**REQUIREMENT**
Name every person shown writing one of the messages in the email thread on backfilling below.
** Start of PASSAGE TO READ **
Note that sometimes it can be convenient to run a backfill based on a
previous version or altered DAG. For example if logic has changed in the
repo but somehow need to re-run so earlier logic against some period in
2016, you may want to checkout an earlier commit and trigger a backfill
based on that logic.

Another use case would be if you're working on a brand new DAG, you may
want to run it on a month or 3 to plot / validate some data prior to
merging to master, ...

Assuming something like "DagFetcher", it'd be great for the backfill to be
remote, but allow to specify an alternate DAG artifact.

Max

On Sun, Apr 14, 2019 at 11:38 AM Driesprong, Fokko <fo...@driesprong.frl>
wrote:

> Good points James,
>
> Personally, I never use the CLI backfilling, and also recommend colleagues
> not to use it because of the points that you mention. I also resort to the
> poor man's backfilling (clearing the future and past in the UI).
>
> I'd rather get rid of the CLI, and would like to see the possibility to
> submit a backfill job through the REST API. In this case, it can be part of
> the web UI, but you could also write a CLI tool if that is your thing :-)
>
> Cheers, Fokko
>
> Op za 13 apr. 2019 om 23:26 schreef Maxime Beauchemin <
> maximebeauche...@gmail.com>:
>
> > +1, backfilling, and related "subdag surgeries" are core to a data
> > engineer's job, and great tooling around this is super important.
> Backfill
> > needs more TLC!
> >
> > Max
> >
> > On Fri, Apr 12, 2019 at 11:48 PM Chao-Han Tsai <milton0...@gmail.com>
> > wrote:
> >
> > > +1 on improving backfill.
> > >
> > > - The terminal interface was uselessly verbose. It was scrolling fast
> > > > enough to be unreadable.
> > >
> > >
> > > I agree that backfill is currently too verbose. It simply logs to many
> > > things and it is hard to read. Often times, I only care about the
> number
> > of
> > > tasks/dagruns that are in-progress/finished/not started. I had a PR
> > > <https://github.com/apache/airflow/pull/3478> that implements a
> progress
> > > bar for backfill but was not able to finish. Probably something that
> can
> > > help improve the backfill experience.
** End of PASSAGE TO READ **
** Start of DATA **
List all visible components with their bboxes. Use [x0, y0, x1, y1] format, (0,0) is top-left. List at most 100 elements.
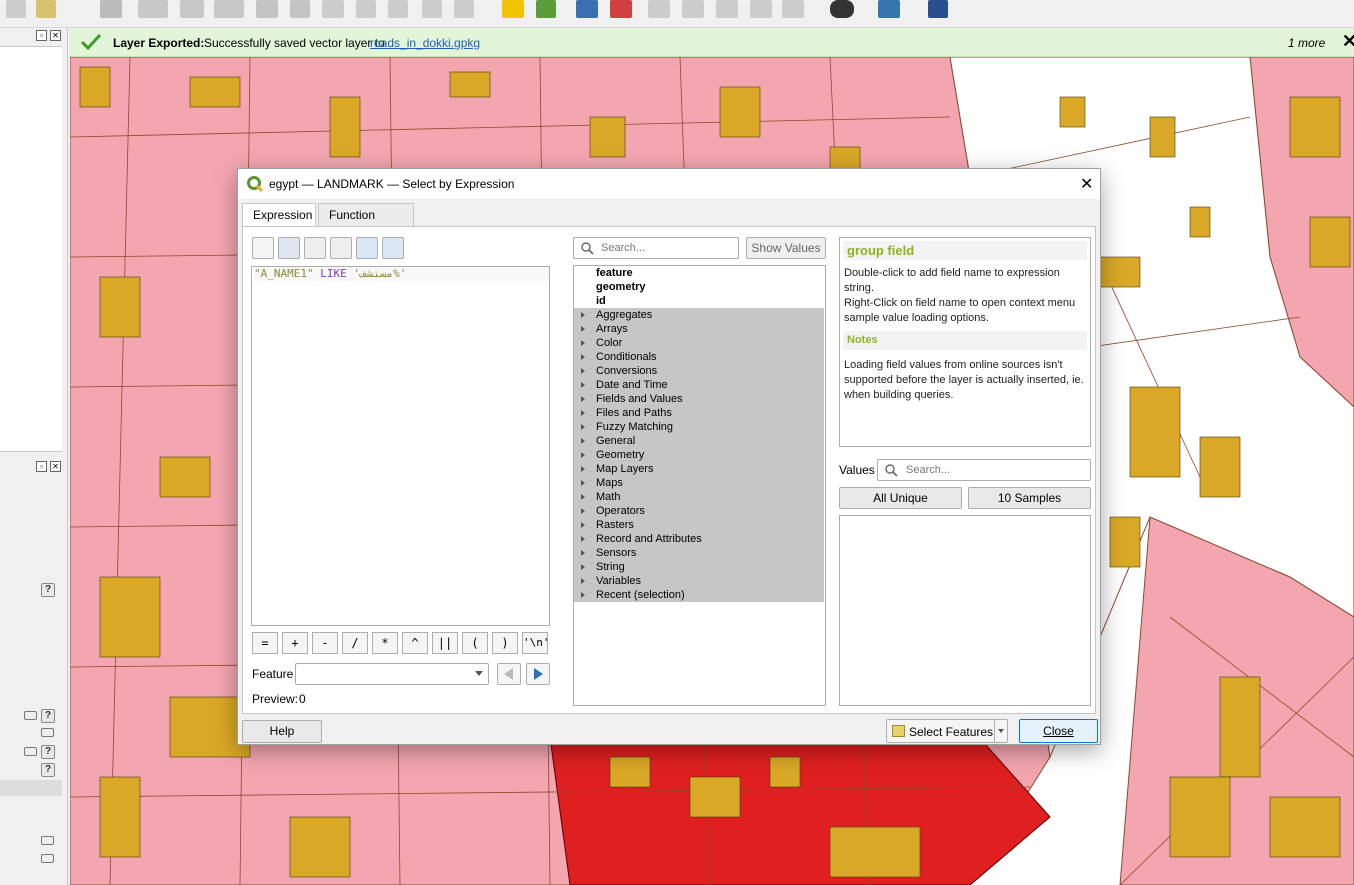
** End of DATA **
**WRITTEN RESPONSE**
Maxime Beauchemin (who signs as Max), Fokko Driesprong, and Chao-Han Tsai.